(Excerpts from a figure dataset)
--*--

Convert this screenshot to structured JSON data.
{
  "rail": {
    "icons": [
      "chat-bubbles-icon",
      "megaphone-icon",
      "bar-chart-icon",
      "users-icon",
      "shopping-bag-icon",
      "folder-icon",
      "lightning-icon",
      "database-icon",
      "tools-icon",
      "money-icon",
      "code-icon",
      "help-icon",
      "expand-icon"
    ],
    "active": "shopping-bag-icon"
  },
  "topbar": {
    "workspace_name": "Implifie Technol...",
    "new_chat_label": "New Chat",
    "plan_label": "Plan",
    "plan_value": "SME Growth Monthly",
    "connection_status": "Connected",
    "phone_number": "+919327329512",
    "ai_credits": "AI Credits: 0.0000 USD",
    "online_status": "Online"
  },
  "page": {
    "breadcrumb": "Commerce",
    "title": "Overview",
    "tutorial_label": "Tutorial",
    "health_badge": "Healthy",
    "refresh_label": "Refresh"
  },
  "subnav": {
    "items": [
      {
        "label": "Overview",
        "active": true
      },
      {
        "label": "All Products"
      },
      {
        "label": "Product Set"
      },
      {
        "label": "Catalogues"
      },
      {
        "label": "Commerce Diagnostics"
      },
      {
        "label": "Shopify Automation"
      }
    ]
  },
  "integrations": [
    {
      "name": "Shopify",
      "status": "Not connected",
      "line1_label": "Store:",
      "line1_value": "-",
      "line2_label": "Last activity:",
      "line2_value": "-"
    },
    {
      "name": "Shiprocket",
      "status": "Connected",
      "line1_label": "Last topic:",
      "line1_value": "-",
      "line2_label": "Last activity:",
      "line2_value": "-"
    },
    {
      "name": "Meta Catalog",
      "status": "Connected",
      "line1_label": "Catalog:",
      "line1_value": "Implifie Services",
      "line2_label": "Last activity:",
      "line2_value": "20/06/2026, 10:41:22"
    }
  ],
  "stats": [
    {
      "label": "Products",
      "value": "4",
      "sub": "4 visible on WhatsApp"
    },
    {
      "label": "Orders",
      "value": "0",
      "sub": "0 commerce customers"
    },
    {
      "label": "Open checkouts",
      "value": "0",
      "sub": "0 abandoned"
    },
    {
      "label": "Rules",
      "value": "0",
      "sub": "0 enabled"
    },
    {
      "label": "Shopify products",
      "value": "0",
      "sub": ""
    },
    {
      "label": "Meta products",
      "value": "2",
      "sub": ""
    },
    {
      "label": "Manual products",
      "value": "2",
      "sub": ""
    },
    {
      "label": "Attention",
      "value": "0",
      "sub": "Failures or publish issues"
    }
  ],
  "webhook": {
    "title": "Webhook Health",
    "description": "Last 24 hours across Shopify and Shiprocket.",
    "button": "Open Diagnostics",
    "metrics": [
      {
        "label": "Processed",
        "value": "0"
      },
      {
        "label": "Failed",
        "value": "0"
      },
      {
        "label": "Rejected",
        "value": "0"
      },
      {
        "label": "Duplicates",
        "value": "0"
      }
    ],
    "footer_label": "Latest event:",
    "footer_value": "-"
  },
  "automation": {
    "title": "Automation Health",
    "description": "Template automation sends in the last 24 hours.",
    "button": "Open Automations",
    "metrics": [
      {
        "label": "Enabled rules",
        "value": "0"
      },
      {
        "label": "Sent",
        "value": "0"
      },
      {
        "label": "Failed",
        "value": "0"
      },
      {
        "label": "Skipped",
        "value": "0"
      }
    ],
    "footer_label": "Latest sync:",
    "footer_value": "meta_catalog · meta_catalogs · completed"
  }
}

--*--

### SHORT TASK
Print the records above in full, exactly.

### OUTPUT BELOW
Convert this screenshot to structured JSON data.
{
  "rail": {
    "icons": [
      "chat-bubbles-icon",
      "megaphone-icon",
      "bar-chart-icon",
      "users-icon",
      "shopping-bag-icon",
      "folder-icon",
      "lightning-icon",
      "database-icon",
      "tools-icon",
      "money-icon",
      "code-icon",
      "help-icon",
      "expand-icon"
    ],
    "active": "shopping-bag-icon"
  },
  "topbar": {
    "workspace_name": "Implifie Technol...",
    "new_chat_label": "New Chat",
    "plan_label": "Plan",
    "plan_value": "SME Growth Monthly",
    "connection_status": "Connected",
    "phone_number": "+919327329512",
    "ai_credits": "AI Credits: 0.0000 USD",
    "online_status": "Online"
  },
  "page": {
    "breadcrumb": "Commerce",
    "title": "Overview",
    "tutorial_label": "Tutorial",
    "health_badge": "Healthy",
    "refresh_label": "Refresh"
  },
  "subnav": {
    "items": [
      {
        "label": "Overview",
        "active": true
      },
      {
        "label": "All Products"
      },
      {
        "label": "Product Set"
      },
      {
        "label": "Catalogues"
      },
      {
        "label": "Commerce Diagnostics"
      },
      {
        "label": "Shopify Automation"
      }
    ]
  },
  "integrations": [
    {
      "name": "Shopify",
      "status": "Not connected",
      "line1_label": "Store:",
      "line1_value": "-",
      "line2_label": "Last activity:",
      "line2_value": "-"
    },
    {
      "name": "Shiprocket",
      "status": "Connected",
      "line1_label": "Last topic:",
      "line1_value": "-",
      "line2_label": "Last activity:",
      "line2_value": "-"
    },
    {
      "name": "Meta Catalog",
      "status": "Connected",
      "line1_label": "Catalog:",
      "line1_value": "Implifie Services",
      "line2_label": "Last activity:",
      "line2_value": "20/06/2026, 10:41:22"
    }
  ],
  "stats": [
    {
      "label": "Products",
      "value": "4",
      "sub": "4 visible on WhatsApp"
    },
    {
      "label": "Orders",
      "value": "0",
      "sub": "0 commerce customers"
    },
    {
      "label": "Open checkouts",
      "value": "0",
      "sub": "0 abandoned"
    },
    {
      "label": "Rules",
      "value": "0",
      "sub": "0 enabled"
    },
    {
      "label": "Shopify products",
      "value": "0",
      "sub": ""
    },
    {
      "label": "Meta products",
      "value": "2",
      "sub": ""
    },
    {
      "label": "Manual products",
      "value": "2",
      "sub": ""
    },
    {
      "label": "Attention",
      "value": "0",
      "sub": "Failures or publish issues"
    }
  ],
  "webhook": {
    "title": "Webhook Health",
    "description": "Last 24 hours across Shopify and Shiprocket.",
    "button": "Open Diagnostics",
    "metrics": [
      {
        "label": "Processed",
        "value": "0"
      },
      {
        "label": "Failed",
        "value": "0"
      },
      {
        "label": "Rejected",
        "value": "0"
      },
      {
        "label": "Duplicates",
        "value": "0"
      }
    ],
    "footer_label": "Latest event:",
    "footer_value": "-"
  },
  "automation": {
    "title": "Automation Health",
    "description": "Template automation sends in the last 24 hours.",
    "button": "Open Automations",
    "metrics": [
      {
        "label": "Enabled rules",
        "value": "0"
      },
      {
        "label": "Sent",
        "value": "0"
      },
      {
        "label": "Failed",
        "value": "0"
      },
      {
        "label": "Skipped",
        "value": "0"
      }
    ],
    "footer_label": "Latest sync:",
    "footer_value": "meta_catalog · meta_catalogs · completed"
  }
}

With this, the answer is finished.